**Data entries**
#####

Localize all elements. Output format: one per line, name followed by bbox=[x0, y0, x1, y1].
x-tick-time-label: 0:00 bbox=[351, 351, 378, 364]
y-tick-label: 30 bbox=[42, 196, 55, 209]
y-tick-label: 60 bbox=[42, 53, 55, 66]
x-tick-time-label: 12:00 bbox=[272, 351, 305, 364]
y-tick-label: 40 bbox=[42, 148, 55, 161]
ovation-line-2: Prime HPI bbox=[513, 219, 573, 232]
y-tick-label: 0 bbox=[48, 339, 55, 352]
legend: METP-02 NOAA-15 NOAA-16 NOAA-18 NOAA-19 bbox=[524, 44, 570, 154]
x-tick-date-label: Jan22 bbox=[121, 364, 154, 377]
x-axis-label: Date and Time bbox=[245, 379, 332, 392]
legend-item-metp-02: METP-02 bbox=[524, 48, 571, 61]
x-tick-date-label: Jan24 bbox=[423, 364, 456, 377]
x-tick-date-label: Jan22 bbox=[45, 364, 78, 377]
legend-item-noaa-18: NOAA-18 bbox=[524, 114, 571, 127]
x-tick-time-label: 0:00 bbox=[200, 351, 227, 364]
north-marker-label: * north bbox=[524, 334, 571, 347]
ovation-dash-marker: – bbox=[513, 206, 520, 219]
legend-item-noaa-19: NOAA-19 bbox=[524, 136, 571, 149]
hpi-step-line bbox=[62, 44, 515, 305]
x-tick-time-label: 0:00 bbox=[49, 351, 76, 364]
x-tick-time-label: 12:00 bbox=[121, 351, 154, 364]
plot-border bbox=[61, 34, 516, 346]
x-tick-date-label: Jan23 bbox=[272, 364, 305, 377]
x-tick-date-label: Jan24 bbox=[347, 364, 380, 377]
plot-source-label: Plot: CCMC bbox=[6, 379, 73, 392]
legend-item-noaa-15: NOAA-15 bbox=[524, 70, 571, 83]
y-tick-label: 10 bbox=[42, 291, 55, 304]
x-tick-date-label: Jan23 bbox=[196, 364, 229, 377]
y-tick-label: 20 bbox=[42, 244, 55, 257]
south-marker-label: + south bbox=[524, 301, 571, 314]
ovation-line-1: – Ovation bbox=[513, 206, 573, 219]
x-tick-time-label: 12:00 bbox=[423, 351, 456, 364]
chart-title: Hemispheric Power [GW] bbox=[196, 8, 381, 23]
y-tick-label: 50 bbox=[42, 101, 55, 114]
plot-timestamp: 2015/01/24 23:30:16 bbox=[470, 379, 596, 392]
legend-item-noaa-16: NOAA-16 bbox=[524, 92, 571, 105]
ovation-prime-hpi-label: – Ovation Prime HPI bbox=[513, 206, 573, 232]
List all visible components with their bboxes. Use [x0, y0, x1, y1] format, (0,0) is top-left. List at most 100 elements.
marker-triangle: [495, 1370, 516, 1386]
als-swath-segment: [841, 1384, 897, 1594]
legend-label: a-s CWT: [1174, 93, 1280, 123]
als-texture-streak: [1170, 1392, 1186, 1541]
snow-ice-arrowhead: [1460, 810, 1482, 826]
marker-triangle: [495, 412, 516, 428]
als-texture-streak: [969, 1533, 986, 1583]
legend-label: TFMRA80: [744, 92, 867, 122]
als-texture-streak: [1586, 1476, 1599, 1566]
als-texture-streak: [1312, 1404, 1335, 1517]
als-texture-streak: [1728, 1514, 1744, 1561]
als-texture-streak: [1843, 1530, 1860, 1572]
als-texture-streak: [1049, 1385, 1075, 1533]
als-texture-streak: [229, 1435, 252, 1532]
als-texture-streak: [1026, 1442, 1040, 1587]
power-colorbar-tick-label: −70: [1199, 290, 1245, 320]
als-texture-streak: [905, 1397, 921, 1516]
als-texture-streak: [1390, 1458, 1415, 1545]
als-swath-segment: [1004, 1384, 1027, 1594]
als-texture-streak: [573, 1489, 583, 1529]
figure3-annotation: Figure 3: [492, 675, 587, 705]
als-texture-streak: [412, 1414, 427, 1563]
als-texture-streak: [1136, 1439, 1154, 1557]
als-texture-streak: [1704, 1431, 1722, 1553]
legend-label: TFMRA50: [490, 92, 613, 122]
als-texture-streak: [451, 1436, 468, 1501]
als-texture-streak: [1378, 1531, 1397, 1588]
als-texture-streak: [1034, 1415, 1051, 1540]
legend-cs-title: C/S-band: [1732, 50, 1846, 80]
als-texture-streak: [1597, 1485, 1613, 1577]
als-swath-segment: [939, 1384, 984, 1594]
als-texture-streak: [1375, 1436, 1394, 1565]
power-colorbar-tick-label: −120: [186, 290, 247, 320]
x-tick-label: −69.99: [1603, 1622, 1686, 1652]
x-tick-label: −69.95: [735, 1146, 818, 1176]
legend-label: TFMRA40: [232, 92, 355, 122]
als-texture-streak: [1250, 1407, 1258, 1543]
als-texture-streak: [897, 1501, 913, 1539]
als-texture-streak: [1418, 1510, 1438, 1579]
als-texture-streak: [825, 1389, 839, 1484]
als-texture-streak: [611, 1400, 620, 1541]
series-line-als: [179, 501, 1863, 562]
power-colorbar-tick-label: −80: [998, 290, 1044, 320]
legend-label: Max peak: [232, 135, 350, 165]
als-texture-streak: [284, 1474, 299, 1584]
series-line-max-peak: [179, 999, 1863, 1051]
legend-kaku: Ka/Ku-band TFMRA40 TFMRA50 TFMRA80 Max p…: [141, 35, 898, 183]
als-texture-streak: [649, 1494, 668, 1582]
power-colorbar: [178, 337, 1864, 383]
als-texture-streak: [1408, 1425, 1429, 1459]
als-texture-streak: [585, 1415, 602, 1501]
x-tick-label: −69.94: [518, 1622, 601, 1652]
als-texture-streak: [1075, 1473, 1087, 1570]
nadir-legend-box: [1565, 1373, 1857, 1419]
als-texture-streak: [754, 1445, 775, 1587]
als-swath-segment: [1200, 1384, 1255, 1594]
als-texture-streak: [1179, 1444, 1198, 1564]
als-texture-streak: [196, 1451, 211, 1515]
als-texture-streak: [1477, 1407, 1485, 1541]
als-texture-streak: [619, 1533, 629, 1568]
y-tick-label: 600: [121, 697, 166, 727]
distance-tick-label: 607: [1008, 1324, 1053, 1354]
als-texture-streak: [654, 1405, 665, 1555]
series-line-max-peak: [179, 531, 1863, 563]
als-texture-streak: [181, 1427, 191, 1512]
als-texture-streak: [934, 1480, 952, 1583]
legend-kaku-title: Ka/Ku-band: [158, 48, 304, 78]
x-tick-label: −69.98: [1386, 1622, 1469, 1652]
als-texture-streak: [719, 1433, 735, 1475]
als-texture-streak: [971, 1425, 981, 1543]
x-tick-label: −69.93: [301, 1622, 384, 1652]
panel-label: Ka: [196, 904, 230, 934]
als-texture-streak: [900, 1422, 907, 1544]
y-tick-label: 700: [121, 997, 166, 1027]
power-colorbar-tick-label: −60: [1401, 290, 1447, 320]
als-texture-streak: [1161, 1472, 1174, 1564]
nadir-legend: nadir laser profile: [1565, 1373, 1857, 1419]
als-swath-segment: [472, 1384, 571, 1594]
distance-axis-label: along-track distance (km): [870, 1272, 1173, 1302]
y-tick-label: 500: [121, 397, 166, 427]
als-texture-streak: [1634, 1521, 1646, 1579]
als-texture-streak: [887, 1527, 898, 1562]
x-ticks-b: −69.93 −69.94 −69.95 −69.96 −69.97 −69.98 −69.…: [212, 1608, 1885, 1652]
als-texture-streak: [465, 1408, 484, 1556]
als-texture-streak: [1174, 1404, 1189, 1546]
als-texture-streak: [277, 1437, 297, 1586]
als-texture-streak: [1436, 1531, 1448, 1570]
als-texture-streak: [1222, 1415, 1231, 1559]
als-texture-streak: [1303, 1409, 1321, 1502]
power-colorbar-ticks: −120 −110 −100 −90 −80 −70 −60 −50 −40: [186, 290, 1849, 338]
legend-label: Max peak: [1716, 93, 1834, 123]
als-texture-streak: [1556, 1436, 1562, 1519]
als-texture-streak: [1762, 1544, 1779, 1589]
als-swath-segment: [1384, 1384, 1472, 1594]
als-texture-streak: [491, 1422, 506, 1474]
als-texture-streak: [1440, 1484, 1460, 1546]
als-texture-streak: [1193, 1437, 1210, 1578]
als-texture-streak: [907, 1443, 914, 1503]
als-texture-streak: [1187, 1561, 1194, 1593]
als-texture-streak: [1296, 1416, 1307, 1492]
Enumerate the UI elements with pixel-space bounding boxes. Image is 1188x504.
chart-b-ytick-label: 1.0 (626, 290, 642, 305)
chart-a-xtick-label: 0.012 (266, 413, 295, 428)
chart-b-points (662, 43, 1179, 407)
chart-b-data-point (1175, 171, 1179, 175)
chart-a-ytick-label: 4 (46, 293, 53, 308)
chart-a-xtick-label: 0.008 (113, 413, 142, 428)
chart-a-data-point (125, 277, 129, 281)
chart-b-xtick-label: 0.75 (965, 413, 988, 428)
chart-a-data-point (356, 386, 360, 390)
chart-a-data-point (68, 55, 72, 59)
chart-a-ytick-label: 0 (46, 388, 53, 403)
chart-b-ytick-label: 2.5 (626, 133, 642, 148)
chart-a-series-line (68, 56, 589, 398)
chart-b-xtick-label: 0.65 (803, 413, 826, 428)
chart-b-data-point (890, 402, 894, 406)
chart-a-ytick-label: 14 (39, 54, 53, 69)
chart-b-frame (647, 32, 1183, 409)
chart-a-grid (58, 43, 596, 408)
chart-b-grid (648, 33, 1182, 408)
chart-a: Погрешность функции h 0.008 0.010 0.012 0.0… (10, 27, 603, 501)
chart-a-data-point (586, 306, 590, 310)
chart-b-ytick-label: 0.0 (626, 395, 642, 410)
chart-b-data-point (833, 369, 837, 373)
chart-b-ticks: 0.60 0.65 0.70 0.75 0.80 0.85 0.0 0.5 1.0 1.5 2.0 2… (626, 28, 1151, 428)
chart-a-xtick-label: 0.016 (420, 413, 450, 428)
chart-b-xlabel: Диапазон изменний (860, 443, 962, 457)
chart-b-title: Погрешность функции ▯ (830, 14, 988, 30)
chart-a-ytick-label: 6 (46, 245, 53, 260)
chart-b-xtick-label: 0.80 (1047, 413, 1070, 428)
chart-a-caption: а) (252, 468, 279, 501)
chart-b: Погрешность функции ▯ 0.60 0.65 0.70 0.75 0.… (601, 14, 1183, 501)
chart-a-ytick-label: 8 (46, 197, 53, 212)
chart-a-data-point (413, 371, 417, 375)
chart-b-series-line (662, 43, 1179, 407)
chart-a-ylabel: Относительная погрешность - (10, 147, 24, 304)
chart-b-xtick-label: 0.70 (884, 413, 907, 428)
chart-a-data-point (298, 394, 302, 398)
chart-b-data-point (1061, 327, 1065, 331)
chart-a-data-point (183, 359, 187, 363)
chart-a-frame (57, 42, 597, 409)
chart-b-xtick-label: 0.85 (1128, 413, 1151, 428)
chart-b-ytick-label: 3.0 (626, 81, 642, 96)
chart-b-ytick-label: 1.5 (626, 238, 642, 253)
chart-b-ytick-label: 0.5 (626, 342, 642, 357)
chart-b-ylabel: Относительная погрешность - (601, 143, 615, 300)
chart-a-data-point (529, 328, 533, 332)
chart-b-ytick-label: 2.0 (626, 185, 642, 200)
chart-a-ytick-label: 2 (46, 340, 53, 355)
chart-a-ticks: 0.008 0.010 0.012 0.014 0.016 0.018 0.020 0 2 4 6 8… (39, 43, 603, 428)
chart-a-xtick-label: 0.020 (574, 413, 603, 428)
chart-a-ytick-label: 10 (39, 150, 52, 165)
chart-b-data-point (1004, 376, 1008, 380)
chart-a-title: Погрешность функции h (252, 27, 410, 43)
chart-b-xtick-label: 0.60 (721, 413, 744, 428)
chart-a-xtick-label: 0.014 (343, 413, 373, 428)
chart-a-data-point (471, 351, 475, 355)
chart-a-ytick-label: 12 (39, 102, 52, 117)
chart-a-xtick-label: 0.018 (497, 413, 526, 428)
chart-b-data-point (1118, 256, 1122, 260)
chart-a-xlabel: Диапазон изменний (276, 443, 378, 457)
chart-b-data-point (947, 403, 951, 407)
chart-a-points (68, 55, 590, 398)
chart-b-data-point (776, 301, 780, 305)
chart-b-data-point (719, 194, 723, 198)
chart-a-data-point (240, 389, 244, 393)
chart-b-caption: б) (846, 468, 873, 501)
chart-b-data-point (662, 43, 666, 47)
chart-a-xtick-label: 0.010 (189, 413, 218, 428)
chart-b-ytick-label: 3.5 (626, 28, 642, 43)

#####

**CHALLENGE**
Reproduce the records verbatim, starting with the first line and ending with the line that contains "x-tick-date-label: Jan23 bbox=[196, 364, 229, 377]", with both of those lines included.

**TASK SOLUTION**
Localize all elements. Output format: one per line, name followed by bbox=[x0, y0, x1, y1].
x-tick-time-label: 0:00 bbox=[351, 351, 378, 364]
y-tick-label: 30 bbox=[42, 196, 55, 209]
y-tick-label: 60 bbox=[42, 53, 55, 66]
x-tick-time-label: 12:00 bbox=[272, 351, 305, 364]
y-tick-label: 40 bbox=[42, 148, 55, 161]
ovation-line-2: Prime HPI bbox=[513, 219, 573, 232]
y-tick-label: 0 bbox=[48, 339, 55, 352]
legend: METP-02 NOAA-15 NOAA-16 NOAA-18 NOAA-19 bbox=[524, 44, 570, 154]
x-tick-date-label: Jan22 bbox=[121, 364, 154, 377]
x-axis-label: Date and Time bbox=[245, 379, 332, 392]
legend-item-metp-02: METP-02 bbox=[524, 48, 571, 61]
x-tick-date-label: Jan24 bbox=[423, 364, 456, 377]
x-tick-date-label: Jan22 bbox=[45, 364, 78, 377]
legend-item-noaa-18: NOAA-18 bbox=[524, 114, 571, 127]
x-tick-time-label: 0:00 bbox=[200, 351, 227, 364]
north-marker-label: * north bbox=[524, 334, 571, 347]
ovation-dash-marker: – bbox=[513, 206, 520, 219]
legend-item-noaa-19: NOAA-19 bbox=[524, 136, 571, 149]
hpi-step-line bbox=[62, 44, 515, 305]
x-tick-time-label: 0:00 bbox=[49, 351, 76, 364]
x-tick-time-label: 12:00 bbox=[121, 351, 154, 364]
plot-border bbox=[61, 34, 516, 346]
x-tick-date-label: Jan23 bbox=[272, 364, 305, 377]
x-tick-date-label: Jan24 bbox=[347, 364, 380, 377]
plot-source-label: Plot: CCMC bbox=[6, 379, 73, 392]
legend-item-noaa-15: NOAA-15 bbox=[524, 70, 571, 83]
y-tick-label: 10 bbox=[42, 291, 55, 304]
x-tick-date-label: Jan23 bbox=[196, 364, 229, 377]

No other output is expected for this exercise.